### What you have to do
Wherever the word "Shift" turns up in a line of the entries, copy that line.

• • •

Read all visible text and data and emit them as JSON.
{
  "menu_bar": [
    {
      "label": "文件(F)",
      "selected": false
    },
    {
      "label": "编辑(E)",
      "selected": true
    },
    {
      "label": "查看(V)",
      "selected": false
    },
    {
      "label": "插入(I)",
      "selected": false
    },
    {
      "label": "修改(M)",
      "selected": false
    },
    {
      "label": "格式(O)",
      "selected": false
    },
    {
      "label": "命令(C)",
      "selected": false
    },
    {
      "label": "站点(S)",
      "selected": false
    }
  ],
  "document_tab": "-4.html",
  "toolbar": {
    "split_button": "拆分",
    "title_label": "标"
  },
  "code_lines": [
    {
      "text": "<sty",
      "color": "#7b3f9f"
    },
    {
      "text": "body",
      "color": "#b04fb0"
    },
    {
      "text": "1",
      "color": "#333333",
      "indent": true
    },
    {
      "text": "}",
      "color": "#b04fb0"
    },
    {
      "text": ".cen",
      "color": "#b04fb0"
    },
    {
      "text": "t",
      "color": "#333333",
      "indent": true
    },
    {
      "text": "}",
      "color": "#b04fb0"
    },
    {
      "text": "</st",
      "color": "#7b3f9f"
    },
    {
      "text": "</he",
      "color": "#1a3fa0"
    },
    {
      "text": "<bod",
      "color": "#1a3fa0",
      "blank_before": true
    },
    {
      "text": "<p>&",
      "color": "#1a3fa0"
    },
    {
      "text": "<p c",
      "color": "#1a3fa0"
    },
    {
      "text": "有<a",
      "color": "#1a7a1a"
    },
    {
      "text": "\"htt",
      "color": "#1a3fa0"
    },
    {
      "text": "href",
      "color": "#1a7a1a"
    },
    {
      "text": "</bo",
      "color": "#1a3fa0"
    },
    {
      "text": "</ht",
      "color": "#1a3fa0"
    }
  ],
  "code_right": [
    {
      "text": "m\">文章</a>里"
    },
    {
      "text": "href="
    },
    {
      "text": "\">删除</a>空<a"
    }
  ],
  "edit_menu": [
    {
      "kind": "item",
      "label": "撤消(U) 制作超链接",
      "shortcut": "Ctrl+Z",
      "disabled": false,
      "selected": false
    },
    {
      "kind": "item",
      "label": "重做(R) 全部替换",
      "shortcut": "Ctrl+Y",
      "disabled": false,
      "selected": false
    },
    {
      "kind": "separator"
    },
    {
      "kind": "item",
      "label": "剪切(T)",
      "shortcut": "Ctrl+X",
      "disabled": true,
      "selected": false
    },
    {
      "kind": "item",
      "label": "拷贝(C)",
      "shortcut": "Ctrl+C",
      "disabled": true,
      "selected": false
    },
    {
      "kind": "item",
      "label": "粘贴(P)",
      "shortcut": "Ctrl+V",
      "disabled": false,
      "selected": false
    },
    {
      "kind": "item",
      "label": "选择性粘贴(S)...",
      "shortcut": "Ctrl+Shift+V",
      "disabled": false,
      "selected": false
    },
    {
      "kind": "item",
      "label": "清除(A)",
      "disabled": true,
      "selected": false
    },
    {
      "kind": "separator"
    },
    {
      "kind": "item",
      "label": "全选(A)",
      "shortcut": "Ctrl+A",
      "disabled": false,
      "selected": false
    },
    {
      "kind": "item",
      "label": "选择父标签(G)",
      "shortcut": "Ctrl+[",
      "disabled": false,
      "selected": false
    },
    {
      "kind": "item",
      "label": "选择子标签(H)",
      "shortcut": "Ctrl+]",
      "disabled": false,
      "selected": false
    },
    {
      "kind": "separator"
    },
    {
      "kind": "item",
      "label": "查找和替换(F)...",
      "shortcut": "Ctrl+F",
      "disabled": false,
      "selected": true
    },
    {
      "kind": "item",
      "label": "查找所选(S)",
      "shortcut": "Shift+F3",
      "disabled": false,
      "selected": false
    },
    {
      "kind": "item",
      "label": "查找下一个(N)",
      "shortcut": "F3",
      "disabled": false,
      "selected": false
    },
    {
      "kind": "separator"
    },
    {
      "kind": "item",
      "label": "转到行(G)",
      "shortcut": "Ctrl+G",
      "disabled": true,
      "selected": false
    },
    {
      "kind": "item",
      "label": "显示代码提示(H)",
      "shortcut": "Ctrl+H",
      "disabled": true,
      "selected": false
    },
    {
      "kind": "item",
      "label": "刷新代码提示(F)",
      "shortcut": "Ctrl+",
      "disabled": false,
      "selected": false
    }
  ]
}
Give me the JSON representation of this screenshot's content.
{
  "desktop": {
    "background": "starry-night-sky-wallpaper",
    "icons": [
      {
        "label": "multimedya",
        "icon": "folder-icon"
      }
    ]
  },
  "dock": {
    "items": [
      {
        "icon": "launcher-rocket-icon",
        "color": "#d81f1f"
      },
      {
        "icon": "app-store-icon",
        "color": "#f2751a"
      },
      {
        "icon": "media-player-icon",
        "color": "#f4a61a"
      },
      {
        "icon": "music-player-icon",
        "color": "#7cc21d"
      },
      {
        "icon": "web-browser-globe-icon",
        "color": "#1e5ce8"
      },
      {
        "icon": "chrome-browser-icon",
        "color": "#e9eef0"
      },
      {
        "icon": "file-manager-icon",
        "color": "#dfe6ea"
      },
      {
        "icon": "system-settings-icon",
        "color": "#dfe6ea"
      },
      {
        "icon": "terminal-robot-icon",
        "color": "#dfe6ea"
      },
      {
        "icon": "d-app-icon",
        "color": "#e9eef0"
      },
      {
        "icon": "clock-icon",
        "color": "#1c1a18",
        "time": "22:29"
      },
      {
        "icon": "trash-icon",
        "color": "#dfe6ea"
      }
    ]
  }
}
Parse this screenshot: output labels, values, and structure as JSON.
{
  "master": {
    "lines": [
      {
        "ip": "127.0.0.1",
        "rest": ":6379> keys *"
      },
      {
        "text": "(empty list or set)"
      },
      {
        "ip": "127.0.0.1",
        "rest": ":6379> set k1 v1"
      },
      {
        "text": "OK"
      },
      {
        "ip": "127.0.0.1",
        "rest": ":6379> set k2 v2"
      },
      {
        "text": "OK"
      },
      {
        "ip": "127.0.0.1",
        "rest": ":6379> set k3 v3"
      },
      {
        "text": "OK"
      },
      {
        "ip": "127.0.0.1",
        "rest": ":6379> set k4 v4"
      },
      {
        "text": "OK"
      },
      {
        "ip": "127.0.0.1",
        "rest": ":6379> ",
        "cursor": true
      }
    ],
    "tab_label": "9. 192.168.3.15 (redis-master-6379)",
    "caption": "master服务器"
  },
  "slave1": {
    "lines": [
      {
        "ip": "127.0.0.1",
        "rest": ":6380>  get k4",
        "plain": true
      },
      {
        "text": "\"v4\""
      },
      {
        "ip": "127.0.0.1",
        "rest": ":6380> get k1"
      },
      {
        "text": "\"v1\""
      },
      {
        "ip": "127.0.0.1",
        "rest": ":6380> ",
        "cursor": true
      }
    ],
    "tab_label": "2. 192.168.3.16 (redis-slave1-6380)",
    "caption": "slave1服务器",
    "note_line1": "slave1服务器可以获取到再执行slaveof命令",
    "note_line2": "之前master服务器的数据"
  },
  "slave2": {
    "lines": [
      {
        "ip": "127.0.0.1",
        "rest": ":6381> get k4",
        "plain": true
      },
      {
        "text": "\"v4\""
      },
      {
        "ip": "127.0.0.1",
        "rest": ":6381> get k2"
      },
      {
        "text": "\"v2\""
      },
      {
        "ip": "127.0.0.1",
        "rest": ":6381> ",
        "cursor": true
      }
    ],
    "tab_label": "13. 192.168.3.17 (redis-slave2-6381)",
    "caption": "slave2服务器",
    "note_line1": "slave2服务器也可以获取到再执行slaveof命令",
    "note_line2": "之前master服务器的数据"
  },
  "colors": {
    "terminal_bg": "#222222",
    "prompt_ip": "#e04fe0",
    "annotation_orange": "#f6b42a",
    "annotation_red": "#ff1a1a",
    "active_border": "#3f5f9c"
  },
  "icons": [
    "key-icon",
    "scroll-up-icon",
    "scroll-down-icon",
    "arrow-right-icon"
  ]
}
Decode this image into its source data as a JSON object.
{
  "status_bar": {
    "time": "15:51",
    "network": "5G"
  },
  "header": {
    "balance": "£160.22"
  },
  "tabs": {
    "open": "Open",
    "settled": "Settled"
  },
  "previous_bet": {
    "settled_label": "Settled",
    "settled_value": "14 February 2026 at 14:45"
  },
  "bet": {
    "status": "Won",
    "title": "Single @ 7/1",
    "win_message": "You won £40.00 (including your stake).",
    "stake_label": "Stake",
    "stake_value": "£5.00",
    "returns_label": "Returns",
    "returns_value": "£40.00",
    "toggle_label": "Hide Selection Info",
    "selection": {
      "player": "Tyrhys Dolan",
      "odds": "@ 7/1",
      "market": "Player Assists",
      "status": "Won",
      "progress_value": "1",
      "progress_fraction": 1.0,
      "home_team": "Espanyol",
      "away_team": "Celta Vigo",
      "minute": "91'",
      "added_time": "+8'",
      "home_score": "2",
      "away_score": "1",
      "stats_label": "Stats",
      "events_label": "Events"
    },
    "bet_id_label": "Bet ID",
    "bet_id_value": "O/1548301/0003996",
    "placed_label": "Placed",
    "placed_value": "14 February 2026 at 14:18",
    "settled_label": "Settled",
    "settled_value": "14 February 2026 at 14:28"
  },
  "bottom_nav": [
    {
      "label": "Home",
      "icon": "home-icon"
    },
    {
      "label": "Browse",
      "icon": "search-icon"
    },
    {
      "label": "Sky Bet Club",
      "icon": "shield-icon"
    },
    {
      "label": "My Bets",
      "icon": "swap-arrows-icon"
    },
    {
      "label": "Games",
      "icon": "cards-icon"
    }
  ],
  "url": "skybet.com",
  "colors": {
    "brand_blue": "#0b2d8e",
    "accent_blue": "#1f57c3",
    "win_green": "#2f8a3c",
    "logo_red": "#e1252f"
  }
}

• • •

### Exercise result
      "shortcut": "Ctrl+Shift+V",
      "shortcut": "Shift+F3",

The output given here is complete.